REQUIREMENT
Copy every line of the data that includes the string "services".

TASK DATA
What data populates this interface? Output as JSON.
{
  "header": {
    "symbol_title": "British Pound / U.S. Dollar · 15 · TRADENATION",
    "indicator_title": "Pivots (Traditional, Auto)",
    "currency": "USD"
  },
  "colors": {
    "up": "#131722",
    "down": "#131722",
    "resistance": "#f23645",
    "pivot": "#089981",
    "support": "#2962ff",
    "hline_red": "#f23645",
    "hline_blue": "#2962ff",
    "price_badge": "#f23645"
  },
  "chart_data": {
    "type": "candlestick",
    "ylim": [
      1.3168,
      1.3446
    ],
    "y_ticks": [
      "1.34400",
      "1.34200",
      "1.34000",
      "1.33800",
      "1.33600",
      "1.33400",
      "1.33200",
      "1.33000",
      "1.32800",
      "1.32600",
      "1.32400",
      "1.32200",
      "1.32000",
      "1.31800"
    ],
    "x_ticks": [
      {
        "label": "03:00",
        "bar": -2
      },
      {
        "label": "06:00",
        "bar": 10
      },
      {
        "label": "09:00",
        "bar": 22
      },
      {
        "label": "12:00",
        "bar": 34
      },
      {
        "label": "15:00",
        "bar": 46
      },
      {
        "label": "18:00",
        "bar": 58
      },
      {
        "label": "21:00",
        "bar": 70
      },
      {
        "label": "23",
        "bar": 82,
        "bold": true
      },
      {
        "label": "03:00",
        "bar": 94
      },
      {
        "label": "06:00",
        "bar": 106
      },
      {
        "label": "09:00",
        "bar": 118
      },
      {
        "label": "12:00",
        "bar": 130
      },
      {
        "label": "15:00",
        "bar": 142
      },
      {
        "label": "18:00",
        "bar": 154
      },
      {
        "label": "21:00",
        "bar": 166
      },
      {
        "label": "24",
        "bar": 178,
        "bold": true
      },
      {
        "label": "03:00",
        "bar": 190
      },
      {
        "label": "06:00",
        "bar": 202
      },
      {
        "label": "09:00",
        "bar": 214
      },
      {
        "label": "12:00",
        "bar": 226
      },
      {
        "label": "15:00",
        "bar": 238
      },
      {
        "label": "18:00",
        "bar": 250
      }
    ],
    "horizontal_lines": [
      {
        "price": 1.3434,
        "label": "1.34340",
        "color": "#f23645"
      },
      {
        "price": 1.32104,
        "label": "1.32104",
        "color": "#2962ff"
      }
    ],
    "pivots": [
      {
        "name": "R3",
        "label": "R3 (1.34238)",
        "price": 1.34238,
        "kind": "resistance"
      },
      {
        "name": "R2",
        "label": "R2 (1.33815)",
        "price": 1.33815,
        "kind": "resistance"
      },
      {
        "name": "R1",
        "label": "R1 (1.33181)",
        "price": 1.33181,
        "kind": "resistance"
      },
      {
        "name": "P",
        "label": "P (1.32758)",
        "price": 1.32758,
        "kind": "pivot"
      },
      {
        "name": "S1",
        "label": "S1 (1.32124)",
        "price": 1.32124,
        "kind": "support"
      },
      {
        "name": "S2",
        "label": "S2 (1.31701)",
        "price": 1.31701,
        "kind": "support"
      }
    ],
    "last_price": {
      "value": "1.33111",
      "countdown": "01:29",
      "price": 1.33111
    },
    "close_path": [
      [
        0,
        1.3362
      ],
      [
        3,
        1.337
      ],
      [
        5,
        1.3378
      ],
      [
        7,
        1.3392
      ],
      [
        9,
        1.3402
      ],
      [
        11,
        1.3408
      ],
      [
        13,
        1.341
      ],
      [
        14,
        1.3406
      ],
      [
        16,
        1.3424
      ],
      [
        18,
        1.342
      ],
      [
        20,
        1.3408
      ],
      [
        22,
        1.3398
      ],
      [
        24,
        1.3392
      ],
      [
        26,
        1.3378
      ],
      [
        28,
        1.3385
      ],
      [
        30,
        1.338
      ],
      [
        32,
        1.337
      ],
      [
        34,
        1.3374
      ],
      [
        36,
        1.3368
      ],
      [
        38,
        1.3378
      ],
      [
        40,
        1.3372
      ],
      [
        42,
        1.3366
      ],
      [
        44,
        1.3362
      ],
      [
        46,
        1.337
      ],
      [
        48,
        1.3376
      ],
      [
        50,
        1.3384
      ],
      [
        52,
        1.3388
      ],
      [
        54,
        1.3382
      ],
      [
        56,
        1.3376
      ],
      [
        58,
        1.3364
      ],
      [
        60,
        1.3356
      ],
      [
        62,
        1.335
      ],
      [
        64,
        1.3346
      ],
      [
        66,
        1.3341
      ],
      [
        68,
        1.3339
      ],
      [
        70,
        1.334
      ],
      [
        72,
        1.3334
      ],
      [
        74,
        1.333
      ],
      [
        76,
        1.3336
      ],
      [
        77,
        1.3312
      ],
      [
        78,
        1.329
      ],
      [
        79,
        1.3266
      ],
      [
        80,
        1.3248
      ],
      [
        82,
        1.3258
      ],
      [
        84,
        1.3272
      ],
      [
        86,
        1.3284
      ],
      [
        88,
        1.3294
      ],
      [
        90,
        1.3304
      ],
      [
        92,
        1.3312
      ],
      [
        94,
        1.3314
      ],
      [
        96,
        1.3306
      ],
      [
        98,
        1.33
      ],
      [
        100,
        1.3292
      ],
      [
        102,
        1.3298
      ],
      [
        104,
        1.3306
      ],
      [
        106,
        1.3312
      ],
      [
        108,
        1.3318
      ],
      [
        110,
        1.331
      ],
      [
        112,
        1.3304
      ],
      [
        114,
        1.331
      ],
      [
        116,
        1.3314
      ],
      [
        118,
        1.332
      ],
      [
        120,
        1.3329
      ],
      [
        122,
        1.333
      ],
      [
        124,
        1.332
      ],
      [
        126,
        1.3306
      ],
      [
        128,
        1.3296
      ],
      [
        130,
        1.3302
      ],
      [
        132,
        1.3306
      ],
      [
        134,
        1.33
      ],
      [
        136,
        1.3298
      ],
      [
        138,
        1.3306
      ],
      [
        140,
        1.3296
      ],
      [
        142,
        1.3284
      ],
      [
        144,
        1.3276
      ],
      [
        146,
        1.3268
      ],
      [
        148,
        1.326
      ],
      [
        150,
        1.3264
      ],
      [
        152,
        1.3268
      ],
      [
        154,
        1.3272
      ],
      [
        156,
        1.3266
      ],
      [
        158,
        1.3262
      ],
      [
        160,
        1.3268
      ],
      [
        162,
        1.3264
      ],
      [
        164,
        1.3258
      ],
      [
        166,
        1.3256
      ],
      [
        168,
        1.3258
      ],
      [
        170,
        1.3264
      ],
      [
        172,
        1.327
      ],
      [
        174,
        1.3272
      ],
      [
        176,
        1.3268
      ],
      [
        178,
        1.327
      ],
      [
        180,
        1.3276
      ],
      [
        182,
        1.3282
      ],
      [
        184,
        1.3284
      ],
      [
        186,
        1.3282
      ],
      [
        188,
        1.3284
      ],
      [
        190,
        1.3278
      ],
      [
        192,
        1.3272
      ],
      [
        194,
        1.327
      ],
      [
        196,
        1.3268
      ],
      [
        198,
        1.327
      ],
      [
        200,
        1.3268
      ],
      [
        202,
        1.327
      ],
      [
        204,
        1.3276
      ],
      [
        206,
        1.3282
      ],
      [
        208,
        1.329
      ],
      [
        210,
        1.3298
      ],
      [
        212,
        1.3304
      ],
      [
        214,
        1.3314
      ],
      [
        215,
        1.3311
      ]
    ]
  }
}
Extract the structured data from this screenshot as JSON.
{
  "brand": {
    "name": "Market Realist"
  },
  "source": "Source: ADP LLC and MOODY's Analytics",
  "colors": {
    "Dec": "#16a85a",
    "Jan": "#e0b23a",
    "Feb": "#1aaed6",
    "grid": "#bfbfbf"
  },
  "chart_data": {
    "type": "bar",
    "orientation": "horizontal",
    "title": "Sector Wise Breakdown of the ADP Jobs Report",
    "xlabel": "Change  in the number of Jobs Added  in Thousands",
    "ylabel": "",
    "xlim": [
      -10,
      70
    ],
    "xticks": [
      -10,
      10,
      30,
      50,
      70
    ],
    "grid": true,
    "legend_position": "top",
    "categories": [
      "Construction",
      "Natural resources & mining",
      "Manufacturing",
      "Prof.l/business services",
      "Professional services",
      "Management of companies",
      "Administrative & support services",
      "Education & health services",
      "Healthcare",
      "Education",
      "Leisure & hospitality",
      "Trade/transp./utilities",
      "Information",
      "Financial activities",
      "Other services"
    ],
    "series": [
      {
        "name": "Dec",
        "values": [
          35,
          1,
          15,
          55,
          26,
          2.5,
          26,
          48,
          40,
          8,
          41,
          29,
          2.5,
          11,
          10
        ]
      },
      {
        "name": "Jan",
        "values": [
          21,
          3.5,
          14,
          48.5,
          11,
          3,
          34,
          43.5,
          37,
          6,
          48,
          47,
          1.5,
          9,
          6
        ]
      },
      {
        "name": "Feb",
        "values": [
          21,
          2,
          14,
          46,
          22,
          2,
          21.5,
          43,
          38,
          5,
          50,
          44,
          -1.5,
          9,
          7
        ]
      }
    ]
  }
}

RESPONSE
      "Prof.l/business services",
      "Professional services",
      "Administrative & support services",
      "Education & health services",
      "Other services"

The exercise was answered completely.